* **Kutipan Berita**:
--
Latest News

.

.

Jumat, 23 September 2016

Solomon dan Nauru tekan Pemerintah Indonesia di dalam pertemuan Dewan HAM PBB

Octovianus Mote, Sekjend ULMWP (kiri) dan Perdana Menteri Tonga, ʻAkilisi Pōhiva, di ruangan sidang Majelis Umum PBB, Kamis (22/9/2016) - IST

Jayapura, Jubi – Pemerintah Solomon dan Nauru menekankan keprihatinan mereka terhadap situasi hak azasi manusia di West Papua kepada negara-negara yang hadir dalam pertemuan Dewan HAM PBB Senin (19/9) di Jenewa, dan Majelis Umum PBB di New York Kamis (22/9).
Pemerintah Solomon yang diwakili oleh Barret Salato, Senin (19/9) sekali lagi menegaskan sikapnya kepada Pemerintah Indonesia agar bekerja sama dengan Dewan HAM PBB untuk mengizinkan Pelapor Khusus PBB terkait Kebebasan Berekspresi berkunjung ke Provinsi Papua dan Papua Barat.
Hal itu dikemukakan Dewan Menteri untuk Misi Kepulauan Solomon di Jenewa, Swiss, di pembukaan Sidang Dewan HAM PBB ke-33 di Jenewa Senin lalu, demikian dilansir Pacific Islands News Association-PINA (20/9). Dewan HAM PBB, hingga 31 Desember 2016, beranggotakan 48 negara, termasuk Indonesia, Tiongkok, Vietnam, Perancis, Belanda, Jerman, Inggris, Kuba, Bolivia, Venezuela, Kenya dan Ghana.
Salato menggarisbawahi kecenderungan mengkhawatirkan dari Negara-Negara Anggota (PBB) yang menolak pengawasan HAM oleh lembaga PBB itu.
“Yang lebih menganggu lagi, nyatanya beberapa negara demokrasi besar yang mengaku menegakkan nilai-nilai HAM universal tapi menghindari pengawasan praktek HAM di dalam negeri mereka dengan menutupi praktek pelanggaran HAM-nya dibelakang jargon non intervensi atas urusan kedaulatan negara,” ujarnya.
Kepulauan Solomon memandang perlindungan HAM semua masyarakat membutuhkan tanggungjawab kolektif untuk mengambil sikap tegas mengutuk pelanggaran HAM yang terjadi.
Dalam konteks inilah, lanjut dia, Kepulauan Solomon tetap konsisten mengangkat pelanggaran HAM di West Papua dan terus menuntut investigasi independen untuk memverifikasi laporan pelanggaran HAM yang semakin banyak datang dari West Papua.
Dua hari setelahnya, di benua yang berbeda, Kamis (22/9/2016), Baron Divavesi Waqa, Presiden Republik Nauru di hadapan 193 negara-negara anggota Majelis Umum PBB di markas besar PBB New York, juga menegaskan keprihatinannya atas situasi hak azasi manusia di West Papua.
--
* **Kutipan Data**:
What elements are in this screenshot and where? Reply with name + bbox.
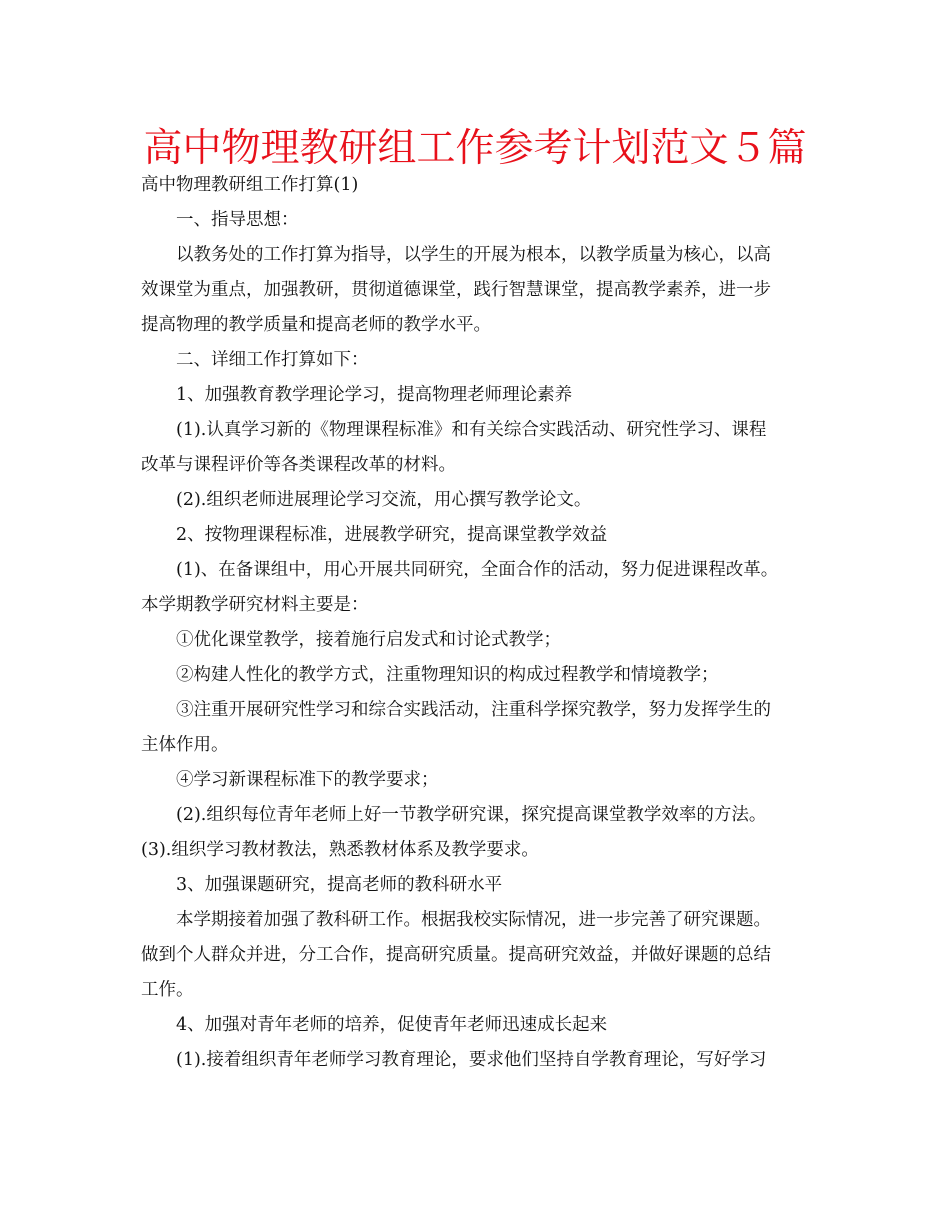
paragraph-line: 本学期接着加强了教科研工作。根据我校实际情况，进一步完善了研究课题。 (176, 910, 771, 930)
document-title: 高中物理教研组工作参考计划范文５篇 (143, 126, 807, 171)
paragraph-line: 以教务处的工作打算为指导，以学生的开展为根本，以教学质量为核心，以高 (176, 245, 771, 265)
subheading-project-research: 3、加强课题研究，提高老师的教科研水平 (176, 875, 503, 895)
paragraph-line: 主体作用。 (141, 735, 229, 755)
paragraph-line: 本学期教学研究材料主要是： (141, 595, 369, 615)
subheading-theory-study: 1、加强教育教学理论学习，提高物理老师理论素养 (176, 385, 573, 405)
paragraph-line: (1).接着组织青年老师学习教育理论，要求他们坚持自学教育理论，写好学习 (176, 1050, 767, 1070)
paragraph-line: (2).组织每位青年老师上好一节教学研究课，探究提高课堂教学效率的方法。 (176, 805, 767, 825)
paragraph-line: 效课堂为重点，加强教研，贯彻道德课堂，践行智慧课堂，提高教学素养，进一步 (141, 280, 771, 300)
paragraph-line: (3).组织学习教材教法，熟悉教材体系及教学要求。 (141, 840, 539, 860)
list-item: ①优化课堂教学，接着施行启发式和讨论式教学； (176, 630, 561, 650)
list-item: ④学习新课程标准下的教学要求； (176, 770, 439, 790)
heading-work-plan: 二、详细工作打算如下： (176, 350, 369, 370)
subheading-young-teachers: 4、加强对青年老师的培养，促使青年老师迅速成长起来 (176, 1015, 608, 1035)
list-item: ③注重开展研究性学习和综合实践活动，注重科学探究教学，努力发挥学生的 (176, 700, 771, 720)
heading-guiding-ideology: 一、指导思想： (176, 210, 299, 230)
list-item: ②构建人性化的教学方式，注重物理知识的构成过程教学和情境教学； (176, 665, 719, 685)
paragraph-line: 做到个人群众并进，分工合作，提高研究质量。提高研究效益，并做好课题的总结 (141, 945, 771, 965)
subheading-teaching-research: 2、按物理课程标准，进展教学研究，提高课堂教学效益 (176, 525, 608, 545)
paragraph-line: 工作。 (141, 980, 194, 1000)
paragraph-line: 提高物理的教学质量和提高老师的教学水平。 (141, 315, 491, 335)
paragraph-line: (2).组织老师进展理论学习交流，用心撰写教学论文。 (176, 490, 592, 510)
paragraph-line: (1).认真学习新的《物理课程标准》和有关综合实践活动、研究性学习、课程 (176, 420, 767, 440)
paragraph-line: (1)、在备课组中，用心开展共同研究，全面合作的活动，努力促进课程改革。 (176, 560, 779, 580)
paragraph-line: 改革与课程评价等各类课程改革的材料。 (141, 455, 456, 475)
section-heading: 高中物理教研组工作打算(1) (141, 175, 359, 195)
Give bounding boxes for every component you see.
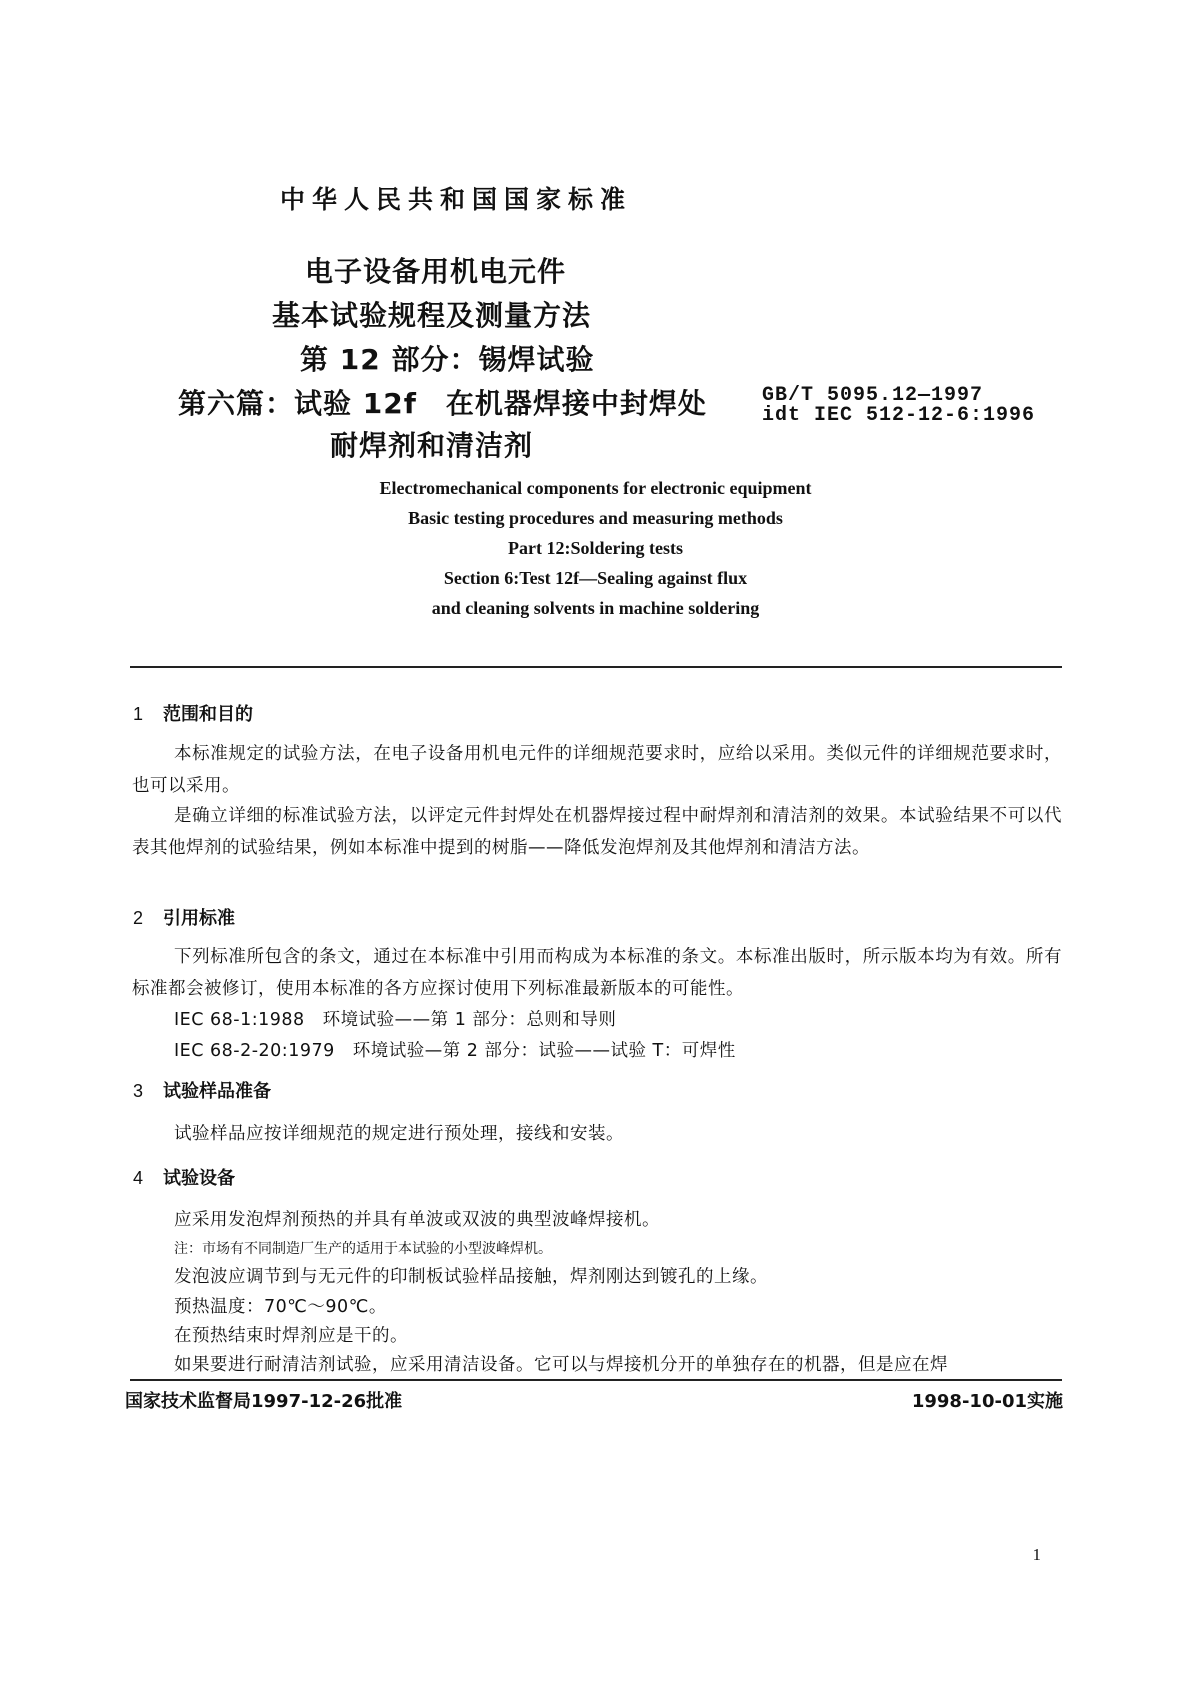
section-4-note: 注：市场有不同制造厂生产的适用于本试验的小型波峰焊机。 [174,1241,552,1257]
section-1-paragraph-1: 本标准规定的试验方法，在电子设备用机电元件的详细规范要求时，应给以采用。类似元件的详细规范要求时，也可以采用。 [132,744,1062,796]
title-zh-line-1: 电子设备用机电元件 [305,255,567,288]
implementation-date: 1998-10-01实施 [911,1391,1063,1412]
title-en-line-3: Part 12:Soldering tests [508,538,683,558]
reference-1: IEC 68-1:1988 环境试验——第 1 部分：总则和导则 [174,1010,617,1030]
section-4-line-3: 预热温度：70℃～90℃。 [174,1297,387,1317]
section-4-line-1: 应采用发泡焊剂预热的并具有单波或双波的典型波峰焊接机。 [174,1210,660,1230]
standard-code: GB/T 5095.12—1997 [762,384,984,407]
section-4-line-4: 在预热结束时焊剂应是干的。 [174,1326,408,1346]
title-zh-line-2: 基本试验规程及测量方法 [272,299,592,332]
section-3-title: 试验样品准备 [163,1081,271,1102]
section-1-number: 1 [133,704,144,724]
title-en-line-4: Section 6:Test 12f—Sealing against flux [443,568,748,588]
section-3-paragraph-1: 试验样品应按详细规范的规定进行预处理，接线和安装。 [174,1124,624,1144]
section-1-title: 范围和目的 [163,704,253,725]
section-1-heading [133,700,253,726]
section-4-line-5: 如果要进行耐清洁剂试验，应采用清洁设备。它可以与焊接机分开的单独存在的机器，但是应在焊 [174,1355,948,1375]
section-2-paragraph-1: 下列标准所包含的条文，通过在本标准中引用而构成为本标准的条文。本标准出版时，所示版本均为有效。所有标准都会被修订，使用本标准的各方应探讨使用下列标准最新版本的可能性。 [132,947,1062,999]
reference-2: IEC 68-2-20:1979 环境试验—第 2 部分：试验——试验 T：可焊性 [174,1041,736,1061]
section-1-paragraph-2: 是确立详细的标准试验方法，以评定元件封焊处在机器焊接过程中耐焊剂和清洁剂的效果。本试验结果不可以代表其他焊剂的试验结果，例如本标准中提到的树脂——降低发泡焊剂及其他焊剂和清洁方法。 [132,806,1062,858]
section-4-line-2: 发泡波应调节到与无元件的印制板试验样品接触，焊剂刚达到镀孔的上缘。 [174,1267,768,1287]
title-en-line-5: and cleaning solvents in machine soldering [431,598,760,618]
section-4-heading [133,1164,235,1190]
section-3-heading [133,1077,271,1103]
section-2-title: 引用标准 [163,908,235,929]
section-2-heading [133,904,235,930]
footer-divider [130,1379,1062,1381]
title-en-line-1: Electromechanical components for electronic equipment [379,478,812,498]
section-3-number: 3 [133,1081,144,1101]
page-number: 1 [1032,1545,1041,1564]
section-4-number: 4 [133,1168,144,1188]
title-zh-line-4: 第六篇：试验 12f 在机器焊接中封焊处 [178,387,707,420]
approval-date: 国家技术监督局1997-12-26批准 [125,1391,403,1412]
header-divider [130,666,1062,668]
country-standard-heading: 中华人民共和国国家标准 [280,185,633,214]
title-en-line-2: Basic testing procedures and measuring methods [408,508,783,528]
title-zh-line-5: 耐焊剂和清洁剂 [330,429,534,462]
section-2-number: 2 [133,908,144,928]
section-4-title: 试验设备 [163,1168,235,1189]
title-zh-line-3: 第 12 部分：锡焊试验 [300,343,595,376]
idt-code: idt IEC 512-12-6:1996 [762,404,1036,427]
--
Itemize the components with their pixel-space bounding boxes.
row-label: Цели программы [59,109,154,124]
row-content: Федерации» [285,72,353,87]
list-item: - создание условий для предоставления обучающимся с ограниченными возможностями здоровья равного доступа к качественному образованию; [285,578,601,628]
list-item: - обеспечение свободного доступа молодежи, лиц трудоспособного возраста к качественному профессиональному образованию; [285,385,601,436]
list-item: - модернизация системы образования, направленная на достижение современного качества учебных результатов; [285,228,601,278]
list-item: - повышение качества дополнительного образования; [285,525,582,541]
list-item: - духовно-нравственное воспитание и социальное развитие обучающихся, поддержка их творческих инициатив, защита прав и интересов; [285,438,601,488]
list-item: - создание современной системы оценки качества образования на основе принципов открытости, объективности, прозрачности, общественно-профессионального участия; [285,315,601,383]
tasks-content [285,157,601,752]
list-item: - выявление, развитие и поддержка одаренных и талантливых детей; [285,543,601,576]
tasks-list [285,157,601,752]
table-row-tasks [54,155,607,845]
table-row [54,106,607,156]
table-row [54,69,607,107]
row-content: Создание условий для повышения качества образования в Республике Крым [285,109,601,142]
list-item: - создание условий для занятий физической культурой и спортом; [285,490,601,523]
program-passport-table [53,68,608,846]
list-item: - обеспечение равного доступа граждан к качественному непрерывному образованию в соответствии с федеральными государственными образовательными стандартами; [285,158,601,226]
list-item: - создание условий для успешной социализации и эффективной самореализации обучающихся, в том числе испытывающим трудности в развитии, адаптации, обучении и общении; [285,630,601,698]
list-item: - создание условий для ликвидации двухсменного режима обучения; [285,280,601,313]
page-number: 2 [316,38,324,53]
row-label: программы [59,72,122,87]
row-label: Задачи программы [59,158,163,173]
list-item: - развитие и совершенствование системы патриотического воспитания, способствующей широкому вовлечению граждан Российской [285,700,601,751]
--
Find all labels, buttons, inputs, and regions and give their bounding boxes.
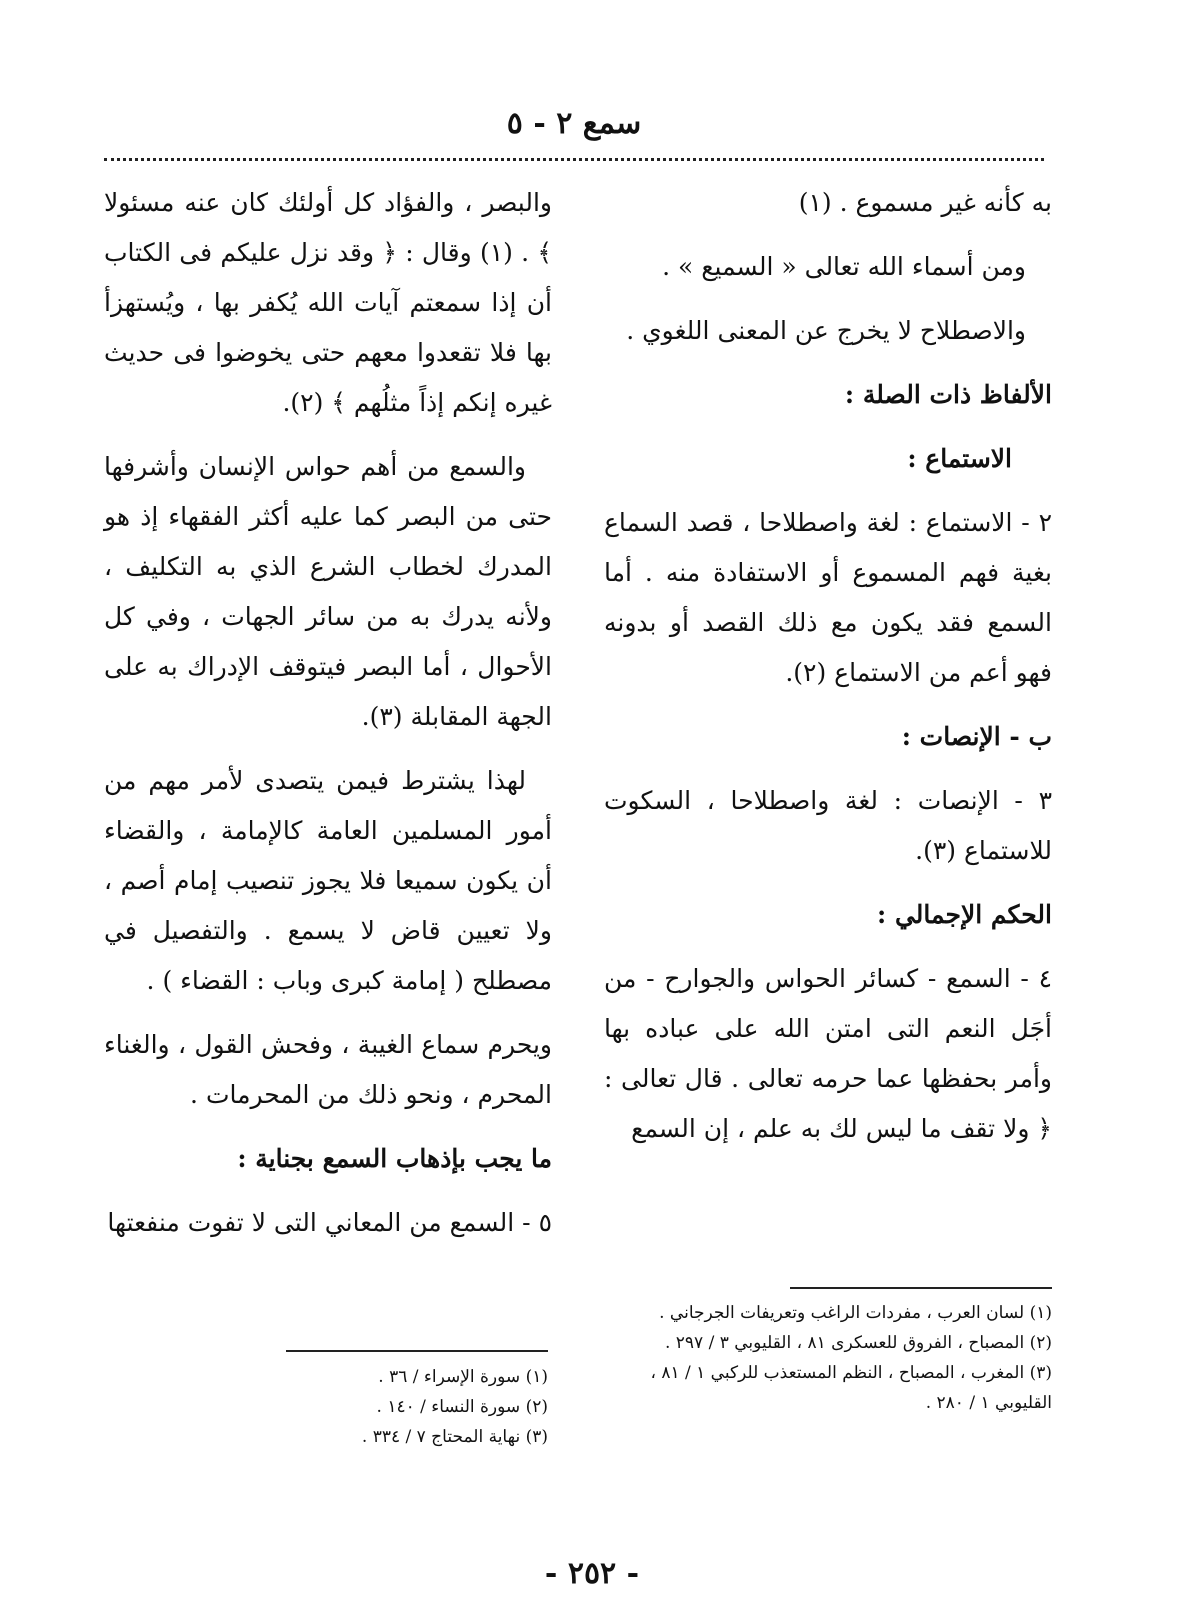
--
* **Langkah yang Diperlukan**:
1. Dalam berita tentang West Papua di atas, siapa yang mewakili Pemerintah Solomon pada Senin (19/9)?
2. Suntinglah bagian berita tentang West Papua di atas, yaitu rentang dari "Pemerintah Solomon yang" sampai "lembaga PBB itu.", dengan mengganti "mengizinkan" menjadi "memperbolehkan".

* **Jawaban Latihan**:
1. Barret Salato

2.
Pemerintah Solomon yang diwakili oleh Barret Salato, Senin (19/9) sekali lagi menegaskan sikapnya kepada Pemerintah Indonesia agar bekerja sama dengan Dewan HAM PBB untuk memperbolehkan Pelapor Khusus PBB terkait Kebebasan Berekspresi berkunjung ke Provinsi Papua dan Papua Barat.
Hal itu dikemukakan Dewan Menteri untuk Misi Kepulauan Solomon di Jenewa, Swiss, di pembukaan Sidang Dewan HAM PBB ke-33 di Jenewa Senin lalu, demikian dilansir Pacific Islands News Association-PINA (20/9). Dewan HAM PBB, hingga 31 Desember 2016, beranggotakan 48 negara, termasuk Indonesia, Tiongkok, Vietnam, Perancis, Belanda, Jerman, Inggris, Kuba, Bolivia, Venezuela, Kenya dan Ghana.
Salato menggarisbawahi kecenderungan mengkhawatirkan dari Negara-Negara Anggota (PBB) yang menolak pengawasan HAM oleh lembaga PBB itu.